EXERCISE PROMPT =
Output the data exactly, with every line intact.

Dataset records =
•••
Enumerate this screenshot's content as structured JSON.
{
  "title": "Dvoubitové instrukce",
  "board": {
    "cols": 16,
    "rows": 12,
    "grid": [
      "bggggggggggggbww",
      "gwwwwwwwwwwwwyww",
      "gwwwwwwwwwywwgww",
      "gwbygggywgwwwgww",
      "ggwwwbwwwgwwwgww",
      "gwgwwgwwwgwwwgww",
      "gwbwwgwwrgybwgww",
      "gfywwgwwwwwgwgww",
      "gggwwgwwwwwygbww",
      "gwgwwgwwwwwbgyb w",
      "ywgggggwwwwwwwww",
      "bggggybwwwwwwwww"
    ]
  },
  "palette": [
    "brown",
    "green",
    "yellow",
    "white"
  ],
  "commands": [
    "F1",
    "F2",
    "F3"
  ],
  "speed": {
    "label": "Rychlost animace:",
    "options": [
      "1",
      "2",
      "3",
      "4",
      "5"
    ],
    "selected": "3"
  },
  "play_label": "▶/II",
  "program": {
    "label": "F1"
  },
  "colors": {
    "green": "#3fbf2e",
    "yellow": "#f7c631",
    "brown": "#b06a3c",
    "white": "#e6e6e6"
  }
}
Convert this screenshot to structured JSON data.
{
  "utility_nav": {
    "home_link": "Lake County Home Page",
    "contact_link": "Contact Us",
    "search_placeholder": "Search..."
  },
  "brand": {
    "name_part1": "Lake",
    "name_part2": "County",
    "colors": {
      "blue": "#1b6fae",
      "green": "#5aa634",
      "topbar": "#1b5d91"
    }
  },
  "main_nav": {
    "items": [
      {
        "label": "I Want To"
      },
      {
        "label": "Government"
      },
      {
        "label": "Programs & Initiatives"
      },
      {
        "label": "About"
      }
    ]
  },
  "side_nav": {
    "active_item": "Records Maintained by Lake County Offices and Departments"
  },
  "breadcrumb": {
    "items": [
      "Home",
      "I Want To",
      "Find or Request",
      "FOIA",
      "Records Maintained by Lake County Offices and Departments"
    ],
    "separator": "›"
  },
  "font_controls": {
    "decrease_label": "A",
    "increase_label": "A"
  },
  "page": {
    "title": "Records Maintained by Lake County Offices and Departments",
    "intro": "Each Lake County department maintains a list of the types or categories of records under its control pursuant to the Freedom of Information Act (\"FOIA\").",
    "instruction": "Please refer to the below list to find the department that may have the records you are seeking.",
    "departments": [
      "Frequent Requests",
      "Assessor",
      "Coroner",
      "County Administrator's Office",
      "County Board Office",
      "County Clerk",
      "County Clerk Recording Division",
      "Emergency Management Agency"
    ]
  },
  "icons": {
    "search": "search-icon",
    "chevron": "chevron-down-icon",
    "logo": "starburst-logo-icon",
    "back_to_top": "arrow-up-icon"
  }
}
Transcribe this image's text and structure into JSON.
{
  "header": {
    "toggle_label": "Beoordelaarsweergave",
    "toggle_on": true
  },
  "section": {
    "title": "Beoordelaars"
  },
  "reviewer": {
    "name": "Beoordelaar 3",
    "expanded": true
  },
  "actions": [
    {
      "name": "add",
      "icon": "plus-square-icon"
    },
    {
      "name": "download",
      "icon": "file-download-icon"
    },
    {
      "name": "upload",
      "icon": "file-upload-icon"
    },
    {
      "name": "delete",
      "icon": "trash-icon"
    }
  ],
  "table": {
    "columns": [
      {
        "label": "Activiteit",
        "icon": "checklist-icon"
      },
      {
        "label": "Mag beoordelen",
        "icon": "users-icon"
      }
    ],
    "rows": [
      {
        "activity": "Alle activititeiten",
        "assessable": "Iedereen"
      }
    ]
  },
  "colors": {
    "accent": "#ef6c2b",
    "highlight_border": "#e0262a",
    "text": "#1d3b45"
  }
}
•••
EXPECTED ANSWER =
Enumerate this screenshot's content as structured JSON.
{
  "title": "Dvoubitové instrukce",
  "board": {
    "cols": 16,
    "rows": 12,
    "grid": [
      "bggggggggggggbww",
      "gwwwwwwwwwwwwyww",
      "gwwwwwwwwwywwgww",
      "gwbygggywgwwwgww",
      "ggwwwbwwwgwwwgww",
      "gwgwwgwwwgwwwgww",
      "gwbwwgwwrgybwgww",
      "gfywwgwwwwwgwgww",
      "gggwwgwwwwwygbww",
      "gwgwwgwwwwwbgyb w",
      "ywgggggwwwwwwwww",
      "bggggybwwwwwwwww"
    ]
  },
  "palette": [
    "brown",
    "green",
    "yellow",
    "white"
  ],
  "commands": [
    "F1",
    "F2",
    "F3"
  ],
  "speed": {
    "label": "Rychlost animace:",
    "options": [
      "1",
      "2",
      "3",
      "4",
      "5"
    ],
    "selected": "3"
  },
  "play_label": "▶/II",
  "program": {
    "label": "F1"
  },
  "colors": {
    "green": "#3fbf2e",
    "yellow": "#f7c631",
    "brown": "#b06a3c",
    "white": "#e6e6e6"
  }
}
Convert this screenshot to structured JSON data.
{
  "utility_nav": {
    "home_link": "Lake County Home Page",
    "contact_link": "Contact Us",
    "search_placeholder": "Search..."
  },
  "brand": {
    "name_part1": "Lake",
    "name_part2": "County",
    "colors": {
      "blue": "#1b6fae",
      "green": "#5aa634",
      "topbar": "#1b5d91"
    }
  },
  "main_nav": {
    "items": [
      {
        "label": "I Want To"
      },
      {
        "label": "Government"
      },
      {
        "label": "Programs & Initiatives"
      },
      {
        "label": "About"
      }
    ]
  },
  "side_nav": {
    "active_item": "Records Maintained by Lake County Offices and Departments"
  },
  "breadcrumb": {
    "items": [
      "Home",
      "I Want To",
      "Find or Request",
      "FOIA",
      "Records Maintained by Lake County Offices and Departments"
    ],
    "separator": "›"
  },
  "font_controls": {
    "decrease_label": "A",
    "increase_label": "A"
  },
  "page": {
    "title": "Records Maintained by Lake County Offices and Departments",
    "intro": "Each Lake County department maintains a list of the types or categories of records under its control pursuant to the Freedom of Information Act (\"FOIA\").",
    "instruction": "Please refer to the below list to find the department that may have the records you are seeking.",
    "departments": [
      "Frequent Requests",
      "Assessor",
      "Coroner",
      "County Administrator's Office",
      "County Board Office",
      "County Clerk",
      "County Clerk Recording Division",
      "Emergency Management Agency"
    ]
  },
  "icons": {
    "search": "search-icon",
    "chevron": "chevron-down-icon",
    "logo": "starburst-logo-icon",
    "back_to_top": "arrow-up-icon"
  }
}
Transcribe this image's text and structure into JSON.
{
  "header": {
    "toggle_label": "Beoordelaarsweergave",
    "toggle_on": true
  },
  "section": {
    "title": "Beoordelaars"
  },
  "reviewer": {
    "name": "Beoordelaar 3",
    "expanded": true
  },
  "actions": [
    {
      "name": "add",
      "icon": "plus-square-icon"
    },
    {
      "name": "download",
      "icon": "file-download-icon"
    },
    {
      "name": "upload",
      "icon": "file-upload-icon"
    },
    {
      "name": "delete",
      "icon": "trash-icon"
    }
  ],
  "table": {
    "columns": [
      {
        "label": "Activiteit",
        "icon": "checklist-icon"
      },
      {
        "label": "Mag beoordelen",
        "icon": "users-icon"
      }
    ],
    "rows": [
      {
        "activity": "Alle activititeiten",
        "assessable": "Iedereen"
      }
    ]
  },
  "colors": {
    "accent": "#ef6c2b",
    "highlight_border": "#e0262a",
    "text": "#1d3b45"
  }
}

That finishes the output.